__Task directions__
Check each line of the data for "screenshot" and select those that have it.

Stored entries:

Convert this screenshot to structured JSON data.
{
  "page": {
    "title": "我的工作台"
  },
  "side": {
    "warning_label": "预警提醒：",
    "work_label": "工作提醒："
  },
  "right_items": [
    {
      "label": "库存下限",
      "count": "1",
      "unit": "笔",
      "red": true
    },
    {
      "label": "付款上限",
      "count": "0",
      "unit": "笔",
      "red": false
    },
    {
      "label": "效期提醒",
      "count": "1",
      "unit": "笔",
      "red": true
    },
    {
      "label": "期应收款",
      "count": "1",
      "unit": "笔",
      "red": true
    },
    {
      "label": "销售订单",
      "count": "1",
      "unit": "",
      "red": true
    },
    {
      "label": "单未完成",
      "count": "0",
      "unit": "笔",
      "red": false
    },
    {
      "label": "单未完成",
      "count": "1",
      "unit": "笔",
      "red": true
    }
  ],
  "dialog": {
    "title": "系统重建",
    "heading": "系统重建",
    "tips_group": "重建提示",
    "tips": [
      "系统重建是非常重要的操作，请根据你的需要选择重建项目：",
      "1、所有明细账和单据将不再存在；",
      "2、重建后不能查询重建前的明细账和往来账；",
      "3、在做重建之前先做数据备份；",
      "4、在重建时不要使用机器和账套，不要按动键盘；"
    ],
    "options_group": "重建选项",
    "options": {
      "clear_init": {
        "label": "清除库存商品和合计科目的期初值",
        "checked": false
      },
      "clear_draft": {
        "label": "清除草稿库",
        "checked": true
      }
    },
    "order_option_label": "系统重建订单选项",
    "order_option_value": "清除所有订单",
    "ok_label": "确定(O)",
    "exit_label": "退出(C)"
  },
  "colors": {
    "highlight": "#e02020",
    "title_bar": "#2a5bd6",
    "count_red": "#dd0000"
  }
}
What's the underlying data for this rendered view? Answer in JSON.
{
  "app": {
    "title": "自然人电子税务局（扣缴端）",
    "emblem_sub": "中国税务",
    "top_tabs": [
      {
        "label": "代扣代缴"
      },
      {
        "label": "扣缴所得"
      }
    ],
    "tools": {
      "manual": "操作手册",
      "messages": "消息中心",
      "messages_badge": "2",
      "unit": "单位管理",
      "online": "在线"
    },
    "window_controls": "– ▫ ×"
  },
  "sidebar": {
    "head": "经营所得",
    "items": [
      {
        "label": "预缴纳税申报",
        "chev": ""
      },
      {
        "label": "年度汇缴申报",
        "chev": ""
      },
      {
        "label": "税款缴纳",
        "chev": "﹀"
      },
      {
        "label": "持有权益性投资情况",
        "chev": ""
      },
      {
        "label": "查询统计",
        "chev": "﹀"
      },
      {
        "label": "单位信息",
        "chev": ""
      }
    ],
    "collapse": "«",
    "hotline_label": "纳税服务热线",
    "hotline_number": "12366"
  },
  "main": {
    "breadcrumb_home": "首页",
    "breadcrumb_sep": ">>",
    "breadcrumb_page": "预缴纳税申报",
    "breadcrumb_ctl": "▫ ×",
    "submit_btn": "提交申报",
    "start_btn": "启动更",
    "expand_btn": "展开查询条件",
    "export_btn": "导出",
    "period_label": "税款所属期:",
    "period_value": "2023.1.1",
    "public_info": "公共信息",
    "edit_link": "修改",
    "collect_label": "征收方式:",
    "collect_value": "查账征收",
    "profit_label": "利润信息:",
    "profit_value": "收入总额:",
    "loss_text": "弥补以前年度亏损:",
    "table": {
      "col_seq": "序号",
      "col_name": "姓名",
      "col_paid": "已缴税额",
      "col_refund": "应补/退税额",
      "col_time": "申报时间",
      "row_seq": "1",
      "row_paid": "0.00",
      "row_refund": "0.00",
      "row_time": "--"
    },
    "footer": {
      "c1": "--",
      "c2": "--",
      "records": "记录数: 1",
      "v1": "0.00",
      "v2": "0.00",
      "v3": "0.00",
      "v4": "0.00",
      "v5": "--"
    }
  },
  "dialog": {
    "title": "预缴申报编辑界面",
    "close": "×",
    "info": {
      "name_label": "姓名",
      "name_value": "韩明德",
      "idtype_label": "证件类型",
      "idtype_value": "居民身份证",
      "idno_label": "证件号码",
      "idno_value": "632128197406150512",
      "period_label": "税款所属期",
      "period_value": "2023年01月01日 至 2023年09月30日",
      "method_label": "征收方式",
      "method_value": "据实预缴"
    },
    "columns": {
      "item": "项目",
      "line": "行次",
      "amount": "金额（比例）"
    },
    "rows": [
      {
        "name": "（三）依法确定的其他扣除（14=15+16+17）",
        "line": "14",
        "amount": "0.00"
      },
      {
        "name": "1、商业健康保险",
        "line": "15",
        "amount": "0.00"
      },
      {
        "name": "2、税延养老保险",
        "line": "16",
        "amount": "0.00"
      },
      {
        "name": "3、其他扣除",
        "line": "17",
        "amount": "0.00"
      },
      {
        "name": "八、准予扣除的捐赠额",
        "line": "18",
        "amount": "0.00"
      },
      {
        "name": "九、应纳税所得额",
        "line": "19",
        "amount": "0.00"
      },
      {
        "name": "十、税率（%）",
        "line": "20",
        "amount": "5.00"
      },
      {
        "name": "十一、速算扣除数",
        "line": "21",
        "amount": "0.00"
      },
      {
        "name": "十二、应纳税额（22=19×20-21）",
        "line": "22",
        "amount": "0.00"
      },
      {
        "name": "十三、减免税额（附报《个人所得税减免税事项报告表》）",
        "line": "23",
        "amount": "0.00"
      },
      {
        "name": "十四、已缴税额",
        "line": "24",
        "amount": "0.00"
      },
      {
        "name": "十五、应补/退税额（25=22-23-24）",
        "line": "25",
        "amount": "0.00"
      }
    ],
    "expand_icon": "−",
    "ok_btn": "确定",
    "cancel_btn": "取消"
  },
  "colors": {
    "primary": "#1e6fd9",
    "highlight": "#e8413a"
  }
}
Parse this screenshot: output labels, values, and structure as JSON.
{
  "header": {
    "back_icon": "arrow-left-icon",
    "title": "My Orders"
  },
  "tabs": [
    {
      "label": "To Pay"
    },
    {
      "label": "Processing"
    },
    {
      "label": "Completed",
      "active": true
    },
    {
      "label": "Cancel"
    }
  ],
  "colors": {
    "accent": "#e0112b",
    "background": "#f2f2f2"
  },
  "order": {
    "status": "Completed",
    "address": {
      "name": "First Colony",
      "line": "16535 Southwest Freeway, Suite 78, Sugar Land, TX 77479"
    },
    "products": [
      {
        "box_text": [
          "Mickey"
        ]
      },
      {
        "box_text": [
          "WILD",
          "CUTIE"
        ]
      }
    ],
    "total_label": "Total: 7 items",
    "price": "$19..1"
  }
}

__Task output__
Convert this screenshot to structured JSON data.
Parse this screenshot: output labels, values, and structure as JSON.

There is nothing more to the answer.